-- AIM OF THE TASK --
Work out the number of lines containing "size". Answer with nothing but that number.

-- ENTRIES SUPPLIED --
********

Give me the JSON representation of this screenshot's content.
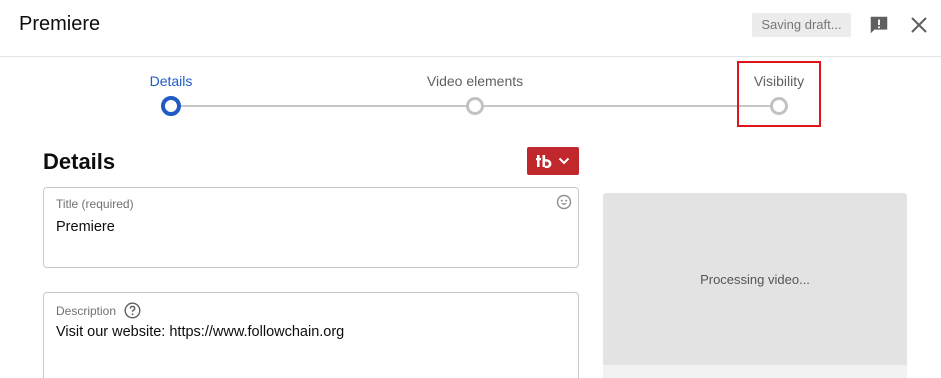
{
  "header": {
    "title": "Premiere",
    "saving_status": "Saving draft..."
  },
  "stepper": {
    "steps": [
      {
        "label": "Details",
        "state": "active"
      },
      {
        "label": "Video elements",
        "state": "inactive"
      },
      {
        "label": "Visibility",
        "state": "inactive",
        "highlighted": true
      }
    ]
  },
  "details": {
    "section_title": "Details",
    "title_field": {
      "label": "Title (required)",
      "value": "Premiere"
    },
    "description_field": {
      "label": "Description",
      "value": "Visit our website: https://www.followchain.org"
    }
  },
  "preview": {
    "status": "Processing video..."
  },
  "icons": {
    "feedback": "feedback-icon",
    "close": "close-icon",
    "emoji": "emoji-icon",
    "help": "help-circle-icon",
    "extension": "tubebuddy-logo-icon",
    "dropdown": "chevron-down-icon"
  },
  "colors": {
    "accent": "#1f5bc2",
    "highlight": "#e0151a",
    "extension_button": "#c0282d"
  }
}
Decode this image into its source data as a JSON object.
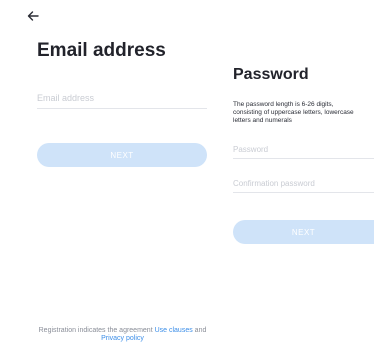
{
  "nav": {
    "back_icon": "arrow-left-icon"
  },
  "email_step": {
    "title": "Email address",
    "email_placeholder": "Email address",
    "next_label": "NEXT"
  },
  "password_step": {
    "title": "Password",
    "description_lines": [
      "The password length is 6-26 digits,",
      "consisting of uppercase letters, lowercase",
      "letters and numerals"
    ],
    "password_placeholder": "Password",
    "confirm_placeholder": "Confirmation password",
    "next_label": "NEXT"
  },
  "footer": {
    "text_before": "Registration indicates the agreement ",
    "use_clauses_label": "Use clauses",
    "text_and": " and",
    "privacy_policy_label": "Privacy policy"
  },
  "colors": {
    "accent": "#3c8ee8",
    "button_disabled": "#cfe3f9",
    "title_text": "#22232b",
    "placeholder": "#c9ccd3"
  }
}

********

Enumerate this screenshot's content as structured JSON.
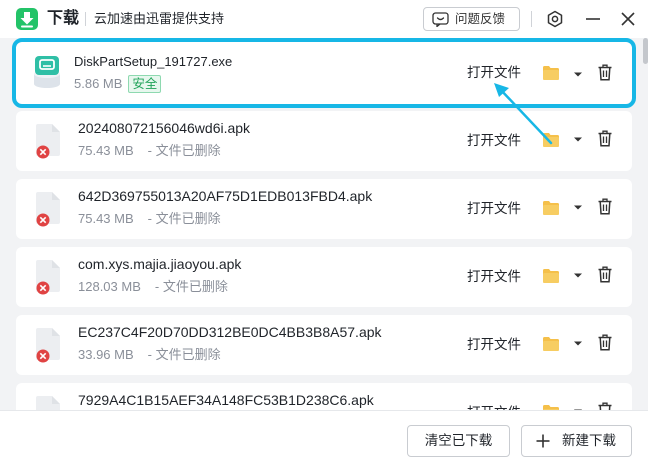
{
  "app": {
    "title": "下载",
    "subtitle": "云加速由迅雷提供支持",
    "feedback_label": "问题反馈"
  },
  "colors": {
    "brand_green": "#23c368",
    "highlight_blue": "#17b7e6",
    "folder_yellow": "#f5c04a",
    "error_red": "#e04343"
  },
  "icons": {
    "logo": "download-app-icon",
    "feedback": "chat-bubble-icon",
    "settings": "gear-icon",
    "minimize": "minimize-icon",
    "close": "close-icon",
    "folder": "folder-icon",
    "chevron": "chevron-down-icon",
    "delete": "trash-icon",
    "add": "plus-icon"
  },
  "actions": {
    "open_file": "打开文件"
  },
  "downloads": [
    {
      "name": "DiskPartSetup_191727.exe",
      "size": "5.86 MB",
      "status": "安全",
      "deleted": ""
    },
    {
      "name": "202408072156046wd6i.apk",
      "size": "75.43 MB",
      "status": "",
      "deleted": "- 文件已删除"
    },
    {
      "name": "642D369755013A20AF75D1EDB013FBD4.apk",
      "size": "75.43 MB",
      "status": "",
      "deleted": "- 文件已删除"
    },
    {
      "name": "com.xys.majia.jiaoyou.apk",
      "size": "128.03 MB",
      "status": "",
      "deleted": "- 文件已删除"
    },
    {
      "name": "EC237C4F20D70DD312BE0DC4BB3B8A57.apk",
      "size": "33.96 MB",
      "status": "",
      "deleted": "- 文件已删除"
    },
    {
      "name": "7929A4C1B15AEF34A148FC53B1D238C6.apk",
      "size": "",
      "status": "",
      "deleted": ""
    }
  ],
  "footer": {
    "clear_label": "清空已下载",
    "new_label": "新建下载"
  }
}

********

-- TASK ANSWER --
6